YOUR INSTRUCTIONS: From the material below, list every line containing "τοὺς".

DATA TO USE:
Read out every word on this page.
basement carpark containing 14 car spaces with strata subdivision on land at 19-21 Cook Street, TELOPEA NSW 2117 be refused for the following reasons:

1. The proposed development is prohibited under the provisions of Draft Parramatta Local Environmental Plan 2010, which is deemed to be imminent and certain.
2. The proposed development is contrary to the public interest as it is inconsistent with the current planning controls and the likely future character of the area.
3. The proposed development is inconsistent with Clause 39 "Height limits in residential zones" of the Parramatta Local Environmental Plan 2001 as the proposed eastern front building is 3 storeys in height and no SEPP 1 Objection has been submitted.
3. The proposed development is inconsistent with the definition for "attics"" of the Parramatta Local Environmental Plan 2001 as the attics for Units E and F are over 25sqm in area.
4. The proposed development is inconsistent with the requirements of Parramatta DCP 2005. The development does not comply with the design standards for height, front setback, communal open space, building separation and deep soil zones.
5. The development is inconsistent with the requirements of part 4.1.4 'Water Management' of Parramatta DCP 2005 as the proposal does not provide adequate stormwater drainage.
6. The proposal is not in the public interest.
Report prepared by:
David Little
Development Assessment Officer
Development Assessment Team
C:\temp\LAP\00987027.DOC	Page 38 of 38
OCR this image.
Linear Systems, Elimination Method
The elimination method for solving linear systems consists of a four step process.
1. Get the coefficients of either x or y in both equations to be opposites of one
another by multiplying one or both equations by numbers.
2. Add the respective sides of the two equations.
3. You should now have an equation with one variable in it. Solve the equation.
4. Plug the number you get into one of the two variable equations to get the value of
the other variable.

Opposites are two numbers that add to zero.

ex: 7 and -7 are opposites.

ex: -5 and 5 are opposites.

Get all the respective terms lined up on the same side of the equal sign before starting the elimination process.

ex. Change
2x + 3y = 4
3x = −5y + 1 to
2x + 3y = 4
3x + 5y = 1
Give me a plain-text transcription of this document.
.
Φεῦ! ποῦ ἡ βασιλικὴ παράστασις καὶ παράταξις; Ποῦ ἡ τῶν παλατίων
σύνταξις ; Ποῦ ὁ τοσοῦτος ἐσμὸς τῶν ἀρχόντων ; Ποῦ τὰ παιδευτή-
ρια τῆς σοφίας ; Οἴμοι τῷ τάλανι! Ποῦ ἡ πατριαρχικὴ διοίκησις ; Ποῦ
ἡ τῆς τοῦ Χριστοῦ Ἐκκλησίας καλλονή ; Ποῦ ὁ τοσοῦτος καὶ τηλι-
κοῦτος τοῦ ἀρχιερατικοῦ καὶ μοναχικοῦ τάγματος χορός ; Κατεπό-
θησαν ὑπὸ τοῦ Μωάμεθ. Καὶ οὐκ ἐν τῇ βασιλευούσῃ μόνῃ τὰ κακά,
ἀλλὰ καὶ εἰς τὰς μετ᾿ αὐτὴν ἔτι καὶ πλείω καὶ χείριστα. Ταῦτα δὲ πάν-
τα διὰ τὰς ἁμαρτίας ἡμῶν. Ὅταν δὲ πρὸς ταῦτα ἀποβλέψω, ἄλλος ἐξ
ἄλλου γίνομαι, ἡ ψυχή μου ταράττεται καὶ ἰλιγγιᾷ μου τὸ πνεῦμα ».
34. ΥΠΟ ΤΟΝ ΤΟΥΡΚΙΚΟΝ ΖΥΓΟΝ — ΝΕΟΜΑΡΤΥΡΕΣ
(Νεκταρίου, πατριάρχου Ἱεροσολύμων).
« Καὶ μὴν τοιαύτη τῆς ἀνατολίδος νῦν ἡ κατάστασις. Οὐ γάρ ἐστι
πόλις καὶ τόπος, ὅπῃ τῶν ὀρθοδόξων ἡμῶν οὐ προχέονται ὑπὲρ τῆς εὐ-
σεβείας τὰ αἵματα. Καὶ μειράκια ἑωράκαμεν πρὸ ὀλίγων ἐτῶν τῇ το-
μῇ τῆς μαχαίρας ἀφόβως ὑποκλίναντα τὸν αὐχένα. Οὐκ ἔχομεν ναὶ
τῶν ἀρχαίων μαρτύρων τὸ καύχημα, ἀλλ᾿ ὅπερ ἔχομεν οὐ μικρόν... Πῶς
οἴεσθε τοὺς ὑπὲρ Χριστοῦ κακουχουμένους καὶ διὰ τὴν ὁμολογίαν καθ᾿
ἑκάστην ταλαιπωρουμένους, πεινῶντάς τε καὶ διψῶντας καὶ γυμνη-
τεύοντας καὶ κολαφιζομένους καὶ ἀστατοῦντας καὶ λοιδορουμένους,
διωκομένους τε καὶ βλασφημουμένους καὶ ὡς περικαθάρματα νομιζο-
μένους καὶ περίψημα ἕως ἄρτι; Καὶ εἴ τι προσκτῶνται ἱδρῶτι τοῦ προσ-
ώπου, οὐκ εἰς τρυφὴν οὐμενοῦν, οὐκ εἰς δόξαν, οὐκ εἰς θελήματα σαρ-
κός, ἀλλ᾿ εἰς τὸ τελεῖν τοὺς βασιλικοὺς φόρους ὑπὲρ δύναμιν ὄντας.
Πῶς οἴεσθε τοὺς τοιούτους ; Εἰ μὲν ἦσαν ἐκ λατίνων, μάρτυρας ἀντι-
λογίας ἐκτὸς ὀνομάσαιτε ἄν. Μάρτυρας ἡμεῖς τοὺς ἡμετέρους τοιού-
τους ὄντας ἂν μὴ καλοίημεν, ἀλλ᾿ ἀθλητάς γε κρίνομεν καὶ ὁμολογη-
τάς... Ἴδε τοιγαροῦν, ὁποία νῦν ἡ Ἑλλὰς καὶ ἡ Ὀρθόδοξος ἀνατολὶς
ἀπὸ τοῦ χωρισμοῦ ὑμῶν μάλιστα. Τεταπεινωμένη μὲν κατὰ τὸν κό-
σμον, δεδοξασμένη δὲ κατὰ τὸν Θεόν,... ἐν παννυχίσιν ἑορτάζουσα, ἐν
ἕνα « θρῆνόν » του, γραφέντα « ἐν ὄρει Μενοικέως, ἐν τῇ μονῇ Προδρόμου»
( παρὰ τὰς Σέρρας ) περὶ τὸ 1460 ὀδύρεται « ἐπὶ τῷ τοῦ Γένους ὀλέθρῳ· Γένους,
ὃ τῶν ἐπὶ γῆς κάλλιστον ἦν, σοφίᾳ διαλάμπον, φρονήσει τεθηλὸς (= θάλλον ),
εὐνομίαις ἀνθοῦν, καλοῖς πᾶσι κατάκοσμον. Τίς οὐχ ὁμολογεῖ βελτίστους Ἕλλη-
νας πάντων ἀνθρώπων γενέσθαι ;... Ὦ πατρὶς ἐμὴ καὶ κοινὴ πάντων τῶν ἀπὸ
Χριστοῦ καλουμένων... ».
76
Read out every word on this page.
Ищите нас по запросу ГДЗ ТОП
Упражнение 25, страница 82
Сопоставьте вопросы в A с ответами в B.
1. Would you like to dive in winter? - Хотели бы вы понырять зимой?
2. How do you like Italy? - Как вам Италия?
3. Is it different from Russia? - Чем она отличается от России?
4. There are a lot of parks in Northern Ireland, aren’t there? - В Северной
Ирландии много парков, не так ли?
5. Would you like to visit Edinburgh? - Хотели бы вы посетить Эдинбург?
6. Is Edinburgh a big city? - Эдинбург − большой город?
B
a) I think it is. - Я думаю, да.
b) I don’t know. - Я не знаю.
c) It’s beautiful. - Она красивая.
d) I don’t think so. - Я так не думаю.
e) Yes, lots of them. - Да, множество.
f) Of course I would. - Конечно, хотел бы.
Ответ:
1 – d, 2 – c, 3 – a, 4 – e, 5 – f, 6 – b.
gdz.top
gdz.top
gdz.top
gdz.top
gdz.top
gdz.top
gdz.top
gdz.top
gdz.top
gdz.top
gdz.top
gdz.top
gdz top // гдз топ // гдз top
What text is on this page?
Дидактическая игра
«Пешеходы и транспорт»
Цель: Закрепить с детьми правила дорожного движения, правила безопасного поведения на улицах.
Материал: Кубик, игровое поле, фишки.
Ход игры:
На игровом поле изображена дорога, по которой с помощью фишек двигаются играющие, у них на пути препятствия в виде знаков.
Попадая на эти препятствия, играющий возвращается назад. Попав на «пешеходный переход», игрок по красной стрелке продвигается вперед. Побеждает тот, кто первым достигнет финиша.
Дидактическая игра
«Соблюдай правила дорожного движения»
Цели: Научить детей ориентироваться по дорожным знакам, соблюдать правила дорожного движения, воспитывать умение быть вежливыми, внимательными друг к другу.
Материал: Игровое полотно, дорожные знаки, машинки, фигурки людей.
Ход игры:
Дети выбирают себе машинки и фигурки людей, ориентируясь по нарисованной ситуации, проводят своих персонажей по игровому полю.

WRITTEN RESPONSE:
οἴεσθε τοὺς ὑπὲρ Χριστοῦ κακουχουμένους καὶ διὰ τὴν ὁμολογίαν καθ᾿
κός, ἀλλ᾿ εἰς τὸ τελεῖν τοὺς βασιλικοὺς φόρους ὑπὲρ δύναμιν ὄντας.
Πῶς οἴεσθε τοὺς τοιούτους ; Εἰ μὲν ἦσαν ἐκ λατίνων, μάρτυρας ἀντι-
λογίας ἐκτὸς ὀνομάσαιτε ἄν. Μάρτυρας ἡμεῖς τοὺς ἡμετέρους τοιού-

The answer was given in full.